** begin DATA EXTRACT **

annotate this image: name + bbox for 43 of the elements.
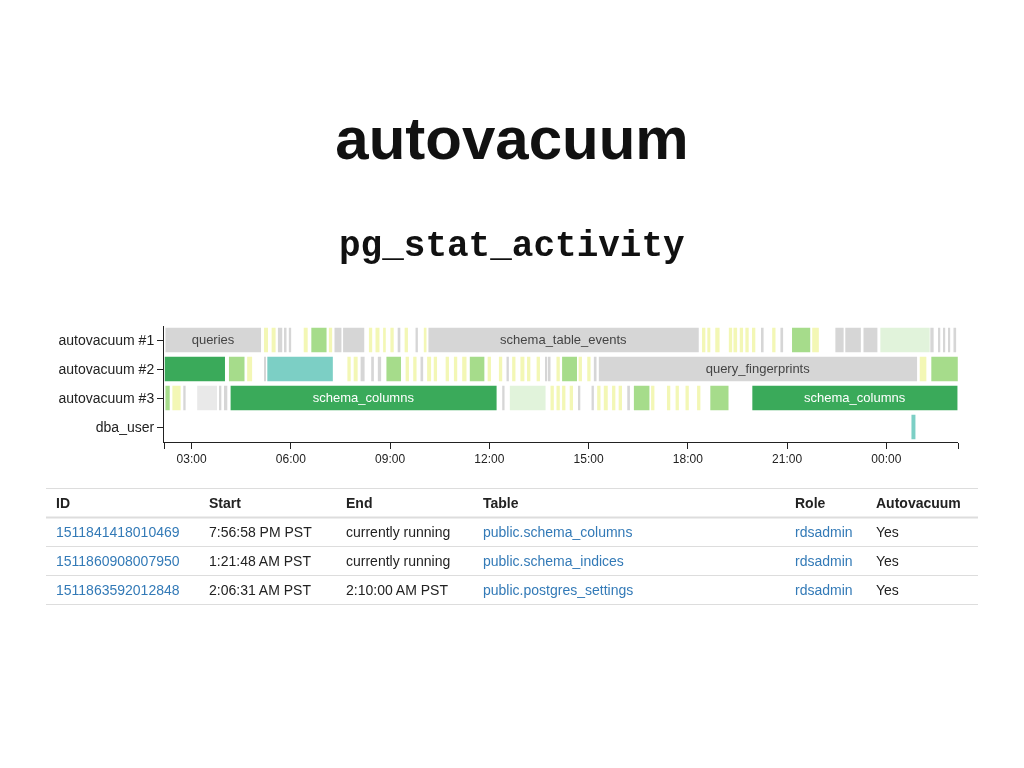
text: Start [209, 495, 242, 511]
data-label: schema_columns [804, 390, 906, 406]
text: ID [56, 495, 70, 511]
text: 2:10:00 AM PST [346, 582, 449, 598]
x-tick-label: 06:00 [275, 451, 307, 466]
text: Yes [876, 524, 899, 540]
text: currently running [346, 524, 451, 540]
text: public.schema_columns [483, 524, 633, 540]
text: 1511841418010469 [56, 524, 180, 540]
text: End [346, 495, 373, 511]
data-label: schema_table_events [500, 332, 628, 348]
data-label: query_fingerprints [705, 361, 811, 377]
data-label: schema_columns [312, 390, 415, 406]
data-label: queries [191, 332, 235, 348]
text: Yes [876, 553, 899, 569]
text: public.schema_indices [483, 553, 624, 569]
x-tick-label: 18:00 [672, 451, 704, 466]
text: 1511863592012848 [56, 582, 180, 598]
text: Role [795, 495, 826, 511]
chart-subtitle: pg_stat_activity [339, 226, 685, 267]
text: Yes [876, 582, 899, 598]
text: rdsadmin [795, 553, 853, 569]
text: 1511860908007950 [56, 553, 180, 569]
text: public.postgres_settings [483, 582, 634, 598]
text: Autovacuum [876, 495, 961, 511]
text: currently running [346, 553, 451, 569]
y-tick-label: autovacuum #2 [58, 360, 155, 377]
x-tick-label: 03:00 [176, 451, 207, 466]
text: rdsadmin [795, 524, 853, 540]
text: 1:21:48 AM PST [209, 553, 312, 569]
y-tick-label: dba_user [95, 418, 155, 435]
text: 2:06:31 AM PST [209, 582, 312, 598]
x-tick-label: 09:00 [375, 451, 406, 466]
y-tick-label: autovacuum #1 [58, 331, 155, 348]
x-tick-label: 00:00 [871, 451, 902, 466]
y-tick-label: autovacuum #3 [58, 389, 155, 406]
text: Table [483, 495, 519, 511]
x-tick-label: 21:00 [772, 451, 803, 466]
text: 7:56:58 PM PST [209, 524, 313, 540]
x-tick-label: 15:00 [573, 451, 604, 466]
x-tick-label: 12:00 [474, 451, 505, 466]
text: rdsadmin [795, 582, 853, 598]
chart-title: autovacuum [335, 105, 689, 172]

** end DATA EXTRACT **

- _WRITTEN PROBLEM_
Rewrite all the rows above, replacing "currently running" with "still running" and keeping everything else unchanged. Omit the pictures from your answer.

- _PROBLEM SOLUTION_
annotate this image: name + bbox for 43 of the elements.
text: Start [209, 495, 242, 511]
data-label: schema_columns [804, 390, 906, 406]
text: ID [56, 495, 70, 511]
text: 2:10:00 AM PST [346, 582, 449, 598]
x-tick-label: 06:00 [275, 451, 307, 466]
text: Yes [876, 524, 899, 540]
text: still running [346, 524, 451, 540]
text: public.schema_columns [483, 524, 633, 540]
text: 1511841418010469 [56, 524, 180, 540]
text: End [346, 495, 373, 511]
data-label: schema_table_events [500, 332, 628, 348]
data-label: query_fingerprints [705, 361, 811, 377]
data-label: schema_columns [312, 390, 415, 406]
data-label: queries [191, 332, 235, 348]
text: Yes [876, 553, 899, 569]
text: public.schema_indices [483, 553, 624, 569]
x-tick-label: 18:00 [672, 451, 704, 466]
text: 1511863592012848 [56, 582, 180, 598]
text: Role [795, 495, 826, 511]
chart-subtitle: pg_stat_activity [339, 226, 685, 267]
text: Yes [876, 582, 899, 598]
text: rdsadmin [795, 553, 853, 569]
text: 1511860908007950 [56, 553, 180, 569]
text: public.postgres_settings [483, 582, 634, 598]
text: Autovacuum [876, 495, 961, 511]
text: still running [346, 553, 451, 569]
y-tick-label: autovacuum #2 [58, 360, 155, 377]
x-tick-label: 03:00 [176, 451, 207, 466]
text: rdsadmin [795, 524, 853, 540]
text: 1:21:48 AM PST [209, 553, 312, 569]
y-tick-label: dba_user [95, 418, 155, 435]
text: 2:06:31 AM PST [209, 582, 312, 598]
x-tick-label: 09:00 [375, 451, 406, 466]
y-tick-label: autovacuum #1 [58, 331, 155, 348]
x-tick-label: 00:00 [871, 451, 902, 466]
y-tick-label: autovacuum #3 [58, 389, 155, 406]
text: Table [483, 495, 519, 511]
x-tick-label: 21:00 [772, 451, 803, 466]
text: 7:56:58 PM PST [209, 524, 313, 540]
x-tick-label: 15:00 [573, 451, 604, 466]
x-tick-label: 12:00 [474, 451, 505, 466]
text: rdsadmin [795, 582, 853, 598]
chart-title: autovacuum [335, 105, 689, 172]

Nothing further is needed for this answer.